• The exercise:
Please give the listing again, word for word, with nothing left out.

Extracted records:
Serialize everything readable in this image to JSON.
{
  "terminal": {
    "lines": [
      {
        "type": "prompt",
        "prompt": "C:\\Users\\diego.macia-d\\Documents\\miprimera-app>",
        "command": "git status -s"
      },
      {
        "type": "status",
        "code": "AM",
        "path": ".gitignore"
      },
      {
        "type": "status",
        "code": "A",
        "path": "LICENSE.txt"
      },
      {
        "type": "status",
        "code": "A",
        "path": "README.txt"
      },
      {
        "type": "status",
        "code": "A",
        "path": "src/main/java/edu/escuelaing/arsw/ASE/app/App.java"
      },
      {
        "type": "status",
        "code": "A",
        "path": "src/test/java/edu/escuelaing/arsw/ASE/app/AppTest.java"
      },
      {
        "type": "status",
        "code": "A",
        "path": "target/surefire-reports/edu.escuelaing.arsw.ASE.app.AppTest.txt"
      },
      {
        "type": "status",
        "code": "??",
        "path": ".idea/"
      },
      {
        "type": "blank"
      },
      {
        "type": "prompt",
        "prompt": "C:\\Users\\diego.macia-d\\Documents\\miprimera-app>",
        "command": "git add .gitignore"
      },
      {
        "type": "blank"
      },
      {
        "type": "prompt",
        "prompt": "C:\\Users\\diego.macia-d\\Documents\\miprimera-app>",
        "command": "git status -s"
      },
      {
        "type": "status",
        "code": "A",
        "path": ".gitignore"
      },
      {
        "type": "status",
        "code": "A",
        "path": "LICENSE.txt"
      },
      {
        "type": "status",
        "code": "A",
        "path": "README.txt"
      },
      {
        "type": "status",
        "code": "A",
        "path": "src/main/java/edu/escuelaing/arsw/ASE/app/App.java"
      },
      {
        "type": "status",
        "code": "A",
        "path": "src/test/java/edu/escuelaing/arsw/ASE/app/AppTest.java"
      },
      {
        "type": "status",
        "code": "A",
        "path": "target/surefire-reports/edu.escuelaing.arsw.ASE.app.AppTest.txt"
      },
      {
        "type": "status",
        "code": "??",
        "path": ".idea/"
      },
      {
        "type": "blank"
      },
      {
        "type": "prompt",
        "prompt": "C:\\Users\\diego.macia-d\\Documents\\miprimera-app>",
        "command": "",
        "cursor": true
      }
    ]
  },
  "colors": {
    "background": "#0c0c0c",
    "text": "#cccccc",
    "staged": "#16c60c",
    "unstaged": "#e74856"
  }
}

• Task result:
Serialize everything readable in this image to JSON.
{
  "terminal": {
    "lines": [
      {
        "type": "prompt",
        "prompt": "C:\\Users\\diego.macia-d\\Documents\\miprimera-app>",
        "command": "git status -s"
      },
      {
        "type": "status",
        "code": "AM",
        "path": ".gitignore"
      },
      {
        "type": "status",
        "code": "A",
        "path": "LICENSE.txt"
      },
      {
        "type": "status",
        "code": "A",
        "path": "README.txt"
      },
      {
        "type": "status",
        "code": "A",
        "path": "src/main/java/edu/escuelaing/arsw/ASE/app/App.java"
      },
      {
        "type": "status",
        "code": "A",
        "path": "src/test/java/edu/escuelaing/arsw/ASE/app/AppTest.java"
      },
      {
        "type": "status",
        "code": "A",
        "path": "target/surefire-reports/edu.escuelaing.arsw.ASE.app.AppTest.txt"
      },
      {
        "type": "status",
        "code": "??",
        "path": ".idea/"
      },
      {
        "type": "blank"
      },
      {
        "type": "prompt",
        "prompt": "C:\\Users\\diego.macia-d\\Documents\\miprimera-app>",
        "command": "git add .gitignore"
      },
      {
        "type": "blank"
      },
      {
        "type": "prompt",
        "prompt": "C:\\Users\\diego.macia-d\\Documents\\miprimera-app>",
        "command": "git status -s"
      },
      {
        "type": "status",
        "code": "A",
        "path": ".gitignore"
      },
      {
        "type": "status",
        "code": "A",
        "path": "LICENSE.txt"
      },
      {
        "type": "status",
        "code": "A",
        "path": "README.txt"
      },
      {
        "type": "status",
        "code": "A",
        "path": "src/main/java/edu/escuelaing/arsw/ASE/app/App.java"
      },
      {
        "type": "status",
        "code": "A",
        "path": "src/test/java/edu/escuelaing/arsw/ASE/app/AppTest.java"
      },
      {
        "type": "status",
        "code": "A",
        "path": "target/surefire-reports/edu.escuelaing.arsw.ASE.app.AppTest.txt"
      },
      {
        "type": "status",
        "code": "??",
        "path": ".idea/"
      },
      {
        "type": "blank"
      },
      {
        "type": "prompt",
        "prompt": "C:\\Users\\diego.macia-d\\Documents\\miprimera-app>",
        "command": "",
        "cursor": true
      }
    ]
  },
  "colors": {
    "background": "#0c0c0c",
    "text": "#cccccc",
    "staged": "#16c60c",
    "unstaged": "#e74856"
  }
}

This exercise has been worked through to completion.